Text section

4. The Architecture of Connectivity


46. Imagineering

Les fonctions sont dans l'epaisseur des murs, jouent dans les interfaces. L'espace n'est plus un contenant, l'espace est ce qu'en liberent les parois, il n'est presque plus contingent" (Jean Nouvel).


A fourth epistemological fable is provided by Osmose, a profound statement by Char Davies about the artificiality of the digital world and its intimate relationship with the organic reality of our bodies. The new intimacy, and tactility afforded by virtual architectures inspired the use of a breathing sensor to navigate in Osmose. To move up and down the nine levels of the bucolic virtual woods created by Davies, all you need to do, after having donned the appropriate equipment, is to inhale (up) or exhale (down). If you breathe normally, you stay on the same level. You can navigate by pointing or turning your head to look at something in particular. The architectural lesson here is that the surface of the world responds to the body interactively, as opposed to providing a resistance against which the body can exercise its autonomy. Especially impressive in terms of epistemology is the span of experiential levels between the bottom layer (a bewildering array of criss-crossing 0/1 strings) and the top (quotes from famous thinkers and scientists that eventually charted the way to the Virtual).

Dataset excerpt
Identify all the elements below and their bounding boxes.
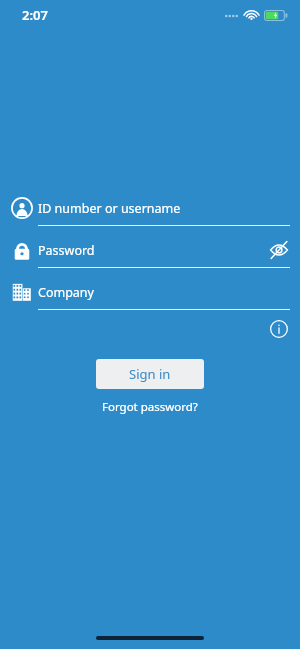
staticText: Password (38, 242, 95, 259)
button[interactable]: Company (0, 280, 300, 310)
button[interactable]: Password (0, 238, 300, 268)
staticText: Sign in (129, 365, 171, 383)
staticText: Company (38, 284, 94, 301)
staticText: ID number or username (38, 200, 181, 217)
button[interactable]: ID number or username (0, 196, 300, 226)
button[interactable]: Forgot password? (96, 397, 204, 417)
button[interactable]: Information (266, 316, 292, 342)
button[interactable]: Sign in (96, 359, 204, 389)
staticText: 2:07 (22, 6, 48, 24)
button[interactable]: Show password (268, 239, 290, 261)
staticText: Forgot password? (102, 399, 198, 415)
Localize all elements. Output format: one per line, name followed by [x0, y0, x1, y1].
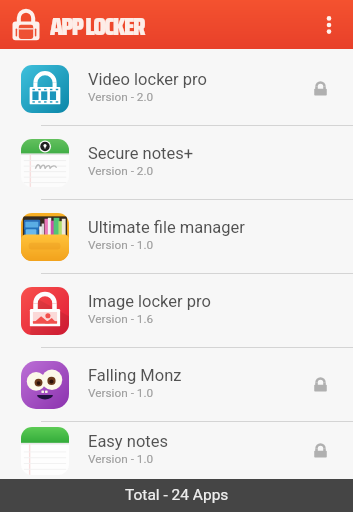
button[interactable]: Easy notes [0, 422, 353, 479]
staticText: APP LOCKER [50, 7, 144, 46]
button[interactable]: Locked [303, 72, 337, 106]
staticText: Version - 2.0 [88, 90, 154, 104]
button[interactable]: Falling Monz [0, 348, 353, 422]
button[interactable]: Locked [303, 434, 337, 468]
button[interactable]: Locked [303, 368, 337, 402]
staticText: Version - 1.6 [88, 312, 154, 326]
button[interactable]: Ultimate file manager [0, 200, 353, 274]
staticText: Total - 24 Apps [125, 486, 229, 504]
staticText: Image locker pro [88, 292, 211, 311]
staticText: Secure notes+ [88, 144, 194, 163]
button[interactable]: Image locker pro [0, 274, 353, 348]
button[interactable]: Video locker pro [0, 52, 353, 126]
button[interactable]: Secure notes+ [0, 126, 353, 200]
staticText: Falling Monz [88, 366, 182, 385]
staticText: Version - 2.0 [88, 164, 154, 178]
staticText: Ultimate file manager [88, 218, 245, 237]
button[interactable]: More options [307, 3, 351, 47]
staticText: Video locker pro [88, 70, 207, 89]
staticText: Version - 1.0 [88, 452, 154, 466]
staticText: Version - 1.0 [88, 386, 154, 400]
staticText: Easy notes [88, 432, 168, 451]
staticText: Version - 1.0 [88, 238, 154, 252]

Short task
In the Osmose passage above the records, which bodily actions can a visitor use to navigate, and what does each one do?

Exercise output
- Inhaling: moves you up a level.
- Exhaling: moves you down a level.
- Breathing normally: keeps you on the same level.
- Pointing: lets you navigate to look at something in particular.
- Turning your head: lets you navigate to look at something in particular.